(Lines of data)
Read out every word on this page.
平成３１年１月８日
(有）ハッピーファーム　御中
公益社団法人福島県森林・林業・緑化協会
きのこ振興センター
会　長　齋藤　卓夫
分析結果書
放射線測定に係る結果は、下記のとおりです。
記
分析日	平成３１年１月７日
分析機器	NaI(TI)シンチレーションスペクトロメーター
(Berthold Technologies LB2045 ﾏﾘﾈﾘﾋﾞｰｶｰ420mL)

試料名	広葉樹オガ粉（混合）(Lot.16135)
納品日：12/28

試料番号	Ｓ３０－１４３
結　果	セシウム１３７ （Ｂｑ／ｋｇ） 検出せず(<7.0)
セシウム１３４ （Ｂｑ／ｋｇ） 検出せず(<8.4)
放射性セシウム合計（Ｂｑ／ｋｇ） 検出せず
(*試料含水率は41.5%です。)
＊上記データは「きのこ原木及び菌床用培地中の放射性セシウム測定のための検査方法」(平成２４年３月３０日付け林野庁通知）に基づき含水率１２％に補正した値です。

(EXERCISE OBJECTIVE)
Output all of the data above without any alteration.

(ANSWER)
Read out every word on this page.
平成３１年１月８日
(有）ハッピーファーム　御中
公益社団法人福島県森林・林業・緑化協会
きのこ振興センター
会　長　齋藤　卓夫
分析結果書
放射線測定に係る結果は、下記のとおりです。
記
分析日	平成３１年１月７日
分析機器	NaI(TI)シンチレーションスペクトロメーター
(Berthold Technologies LB2045 ﾏﾘﾈﾘﾋﾞｰｶｰ420mL)

試料名	広葉樹オガ粉（混合）(Lot.16135)
納品日：12/28

試料番号	Ｓ３０－１４３
結　果	セシウム１３７ （Ｂｑ／ｋｇ） 検出せず(<7.0)
セシウム１３４ （Ｂｑ／ｋｇ） 検出せず(<8.4)
放射性セシウム合計（Ｂｑ／ｋｇ） 検出せず
(*試料含水率は41.5%です。)
＊上記データは「きのこ原木及び菌床用培地中の放射性セシウム測定のための検査方法」(平成２４年３月３０日付け林野庁通知）に基づき含水率１２％に補正した値です。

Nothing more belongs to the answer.